* **Given text**
Friday, August 22, 2014

A New Comfort Women Statement? Uh-oh

This is PARC chair Takaichi Sanae at her happiest. Really.

In the realm of bad ideas, the latest one to erupt out of the Liberal Democratic Party's Policy Research Council (PARC) is a doozy: a request to Chief Cabinet Secretary Suga Yoshihide that he provide a revision of the Kono Statement in light of the recent retractions of some articles on the comfort women by The Asahi Shimbun and in time for the 70th anniversary of the end of World War II. (Link - J)

Press reports of the meeting of the Council yesterday read like a festival of provocation and point scoring. "We must summon those connected to The Asahi to testify in the Diet" and "We must disseminate with determination the results of the government's investigation into the composition of the Kono Statement" were among the demands from the floor. ( J - video)

It is unsurprising that the moderately crazies in the LDP, particularly the hardliners in the freshmen classes of 2012 and 2013, would be clamoring for a party response to the Asahi admissions of error. The extreme revisionists contention has been that the comfort women are a fiction concocted by The Asahi Shimbun and anti-Japan non-government organizations in South Korea. The Asahi's long overdue retractions would, in their eyes, require a government response, as a remorseful Statement like Kono's may indeed no longer be necessary.

What is somewhat surprising is how quickly and avidly PARC Chair Takaichi Sanae has taken up the banner of a demand for a new Statement.

* **Direction 1**
In the blog post about a new comfort women statement, why does the writer find it unsurprising that LDP hardliners want a party response to The Asahi's admissions of error? Please answer in one to three sentences.
* **Direction 2**
Write the next part of the blog post about a new comfort women statement, carrying on after its final sentence.
The data after this point are separate material and have nothing to do with the blog post.

* **Source data**
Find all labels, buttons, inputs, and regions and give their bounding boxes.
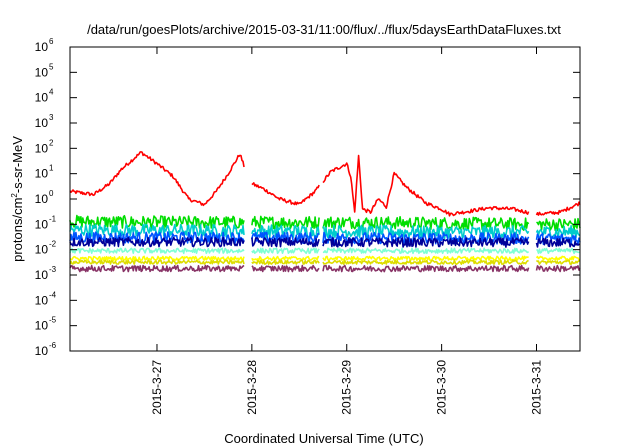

* **Task answer 1**
The extreme revisionists hold that the comfort women are a fiction made up by The Asahi Shimbun and anti-Japan non-government organizations in South Korea. In their eyes, the paper's retractions call for a government response, since a remorseful statement like Kono's may no longer be needed.

* **Task answer 2**
Takaichi is considered a shoo-in for a significant Cabinet post in the upcoming Cabinet reshuffle (Link). She has a long record of being a loyal retainer to Prime Minister Abe Shinzo (she was the most junior minister of his first Cabinet in 2006-7; she sat next to him during the LDP party meeting where Abe was elected party president in 2012), is a True Conservative (she is always in front and center of the phalanxes of Diet members of the "Let's Visit Yasukuni Together" league on their shrine visits - see above) and a prominent female member of the LDP at a time the PM wants to make a show of appointing women to the Cabinet (Link). Securing a Cabinet post at this point would seemingly require her to sit tight, make no trouble and have the prize drop in her lap.

So why embrace a movement demanding a change in a fundamental building block of Japan's relationship with South Korea at a time when the prime minister and his advisors are trying to bridge the gap between the two countries? One that furthermore puts an onus on Chief Cabinet Secretary Suga to craft a new Statement when he has way too much on his plate already?

If one wanted to mess up a potential Cabinet appointment, making Suga Yoshihide's life difficult would seem a great way to do it.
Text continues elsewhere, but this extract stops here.